[Required work] Please pull out every line that includes the string "Внутренняя".
-- START Records supplied --
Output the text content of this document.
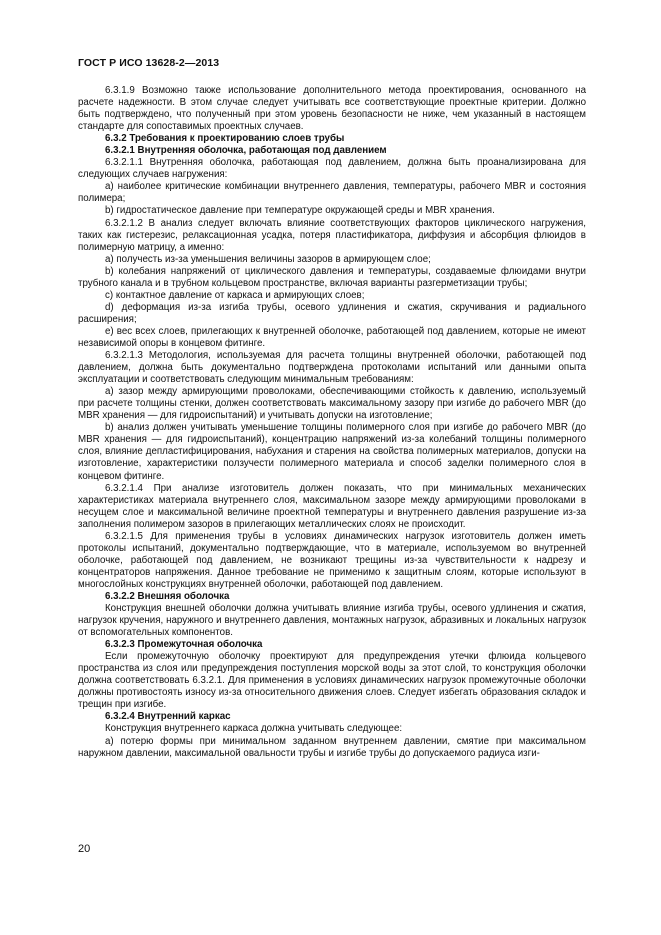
ГОСТ Р ИСО 13628-2—2013

6.3.1.9 Возможно также использование дополнительного метода проектирования, основанного на расчете надежности. В этом случае следует учитывать все соответствующие проектные критерии. Должно быть подтверждено, что полученный при этом уровень безопасности не ниже, чем указанный в настоящем стандарте для сопоставимых проектных случаев.

6.3.2 Требования к проектированию слоев трубы

6.3.2.1 Внутренняя оболочка, работающая под давлением

6.3.2.1.1 Внутренняя оболочка, работающая под давлением, должна быть проанализирована для следующих случаев нагружения:

a) наиболее критические комбинации внутреннего давления, температуры, рабочего MBR и состояния полимера;

b) гидростатическое давление при температуре окружающей среды и MBR хранения.

6.3.2.1.2 В анализ следует включать влияние соответствующих факторов циклического нагружения, таких как гистерезис, релаксационная усадка, потеря пластификатора, диффузия и абсорбция флюидов в полимерную матрицу, а именно:

a) получесть из-за уменьшения величины зазоров в армирующем слое;

b) колебания напряжений от циклического давления и температуры, создаваемые флюидами внутри трубного канала и в трубном кольцевом пространстве, включая варианты разгерметизации трубы;

c) контактное давление от каркаса и армирующих слоев;

d) деформация из-за изгиба трубы, осевого удлинения и сжатия, скручивания и радиального расширения;

e) вес всех слоев, прилегающих к внутренней оболочке, работающей под давлением, которые не имеют независимой опоры в концевом фитинге.

6.3.2.1.3 Методология, используемая для расчета толщины внутренней оболочки, работающей под давлением, должна быть документально подтверждена протоколами испытаний или данными опыта эксплуатации и соответствовать следующим минимальным требованиям:

a) зазор между армирующими проволоками, обеспечивающими стойкость к давлению, используемый при расчете толщины стенки, должен соответствовать максимальному зазору при изгибе до рабочего MBR (до MBR хранения — для гидроиспытаний) и учитывать допуски на изготовление;

b) анализ должен учитывать уменьшение толщины полимерного слоя при изгибе до рабочего MBR (до MBR хранения — для гидроиспытаний), концентрацию напряжений из-за колебаний толщины полимерного слоя, влияние депластифицирования, набухания и старения на свойства полимерных материалов, допуски на изготовление, характеристики ползучести полимерного материала и способ заделки полимерного слоя в концевом фитинге.

6.3.2.1.4 При анализе изготовитель должен показать, что при минимальных механических характеристиках материала внутреннего слоя, максимальном зазоре между армирующими проволоками в несущем слое и максимальной величине проектной температуры и внутреннего давления разрушение из-за заполнения полимером зазоров в прилегающих металлических слоях не происходит.

6.3.2.1.5 Для применения трубы в условиях динамических нагрузок изготовитель должен иметь протоколы испытаний, документально подтверждающие, что в материале, используемом во внутренней оболочке, работающей под давлением, не возникают трещины из-за чувствительности к надрезу и концентраторов напряжения. Данное требование не применимо к защитным слоям, которые используют в многослойных конструкциях внутренней оболочки, работающей под давлением.

6.3.2.2 Внешняя оболочка

Конструкция внешней оболочки должна учитывать влияние изгиба трубы, осевого удлинения и сжатия, нагрузок кручения, наружного и внутреннего давления, монтажных нагрузок, абразивных и локальных нагрузок от вспомогательных компонентов.

6.3.2.3 Промежуточная оболочка

Если промежуточную оболочку проектируют для предупреждения утечки флюида кольцевого пространства из слоя или предупреждения поступления морской воды за этот слой, то конструкция оболочки должна соответствовать 6.3.2.1. Для применения в условиях динамических нагрузок промежуточные оболочки должны противостоять износу из-за относительного движения слоев. Следует избегать образования складок и трещин при изгибе.

6.3.2.4 Внутренний каркас

Конструкция внутреннего каркаса должна учитывать следующее:

а) потерю формы при минимальном заданном внутреннем давлении, смятие при максимальном наружном давлении, максимальной овальности трубы и изгибе трубы до допускаемого радиуса изги-

20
-- END Records supplied --
[Written solution]
6.3.2.1 Внутренняя оболочка, работающая под давлением
6.3.2.1.1 Внутренняя оболочка, работающая под давлением, должна быть проанализирована для следующих случаев нагружения:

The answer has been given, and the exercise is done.